- EXERCISE AIM -
Transcribe every line exactly. Leave the pictures behind.

- RAW DATA -
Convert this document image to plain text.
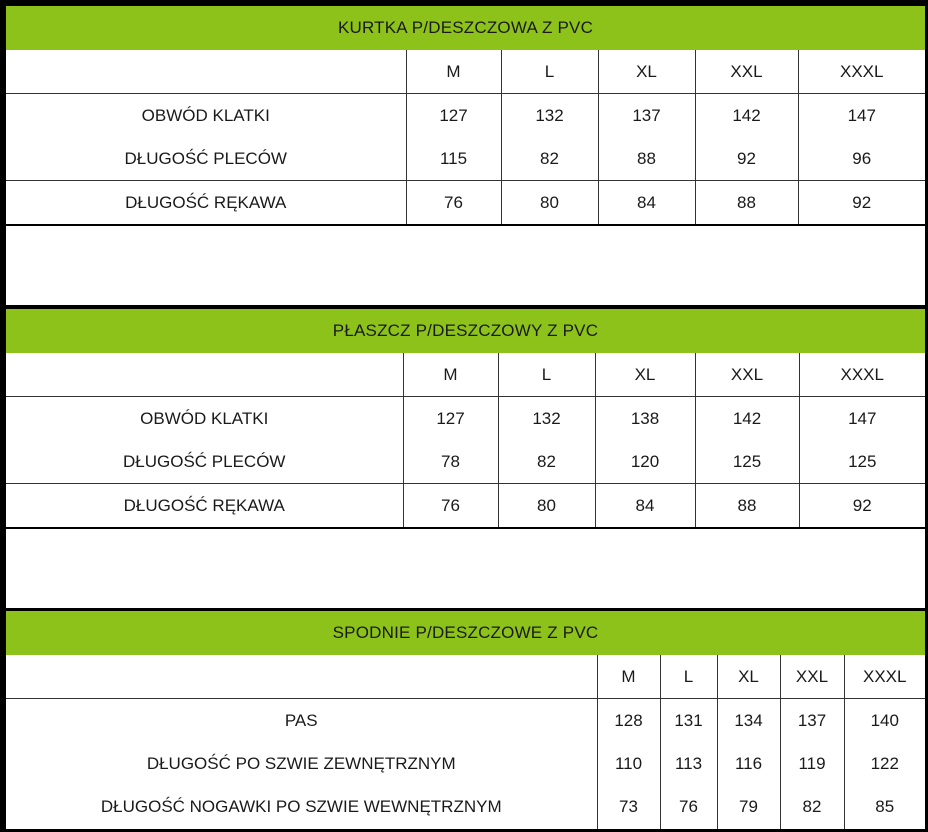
KURTKA P/DESZCZOWA Z PVC
	M	L	XL	XXL	XXXL
OBWÓD KLATKI	127	132	137	142	147
DŁUGOŚĆ PLECÓW	115	82	88	92	96
DŁUGOŚĆ RĘKAWA	76	80	84	88	92
PŁASZCZ P/DESZCZOWY Z PVC
	M	L	XL	XXL	XXXL
OBWÓD KLATKI	127	132	138	142	147
DŁUGOŚĆ PLECÓW	78	82	120	125	125
DŁUGOŚĆ RĘKAWA	76	80	84	88	92
SPODNIE P/DESZCZOWE Z PVC
	M	L	XL	XXL	XXXL
PAS	128	131	134	137	140
DŁUGOŚĆ PO SZWIE ZEWNĘTRZNYM	110	113	116	119	122
DŁUGOŚĆ NOGAWKI PO SZWIE WEWNĘTRZNYM	73	76	79	82	85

- EXERCISE RESPONSE -
Convert this document image to plain text.
KURTKA P/DESZCZOWA Z PVC
	M	L	XL	XXL	XXXL
OBWÓD KLATKI	127	132	137	142	147
DŁUGOŚĆ PLECÓW	115	82	88	92	96
DŁUGOŚĆ RĘKAWA	76	80	84	88	92
PŁASZCZ P/DESZCZOWY Z PVC
	M	L	XL	XXL	XXXL
OBWÓD KLATKI	127	132	138	142	147
DŁUGOŚĆ PLECÓW	78	82	120	125	125
DŁUGOŚĆ RĘKAWA	76	80	84	88	92
SPODNIE P/DESZCZOWE Z PVC
	M	L	XL	XXL	XXXL
PAS	128	131	134	137	140
DŁUGOŚĆ PO SZWIE ZEWNĘTRZNYM	110	113	116	119	122
DŁUGOŚĆ NOGAWKI PO SZWIE WEWNĘTRZNYM	73	76	79	82	85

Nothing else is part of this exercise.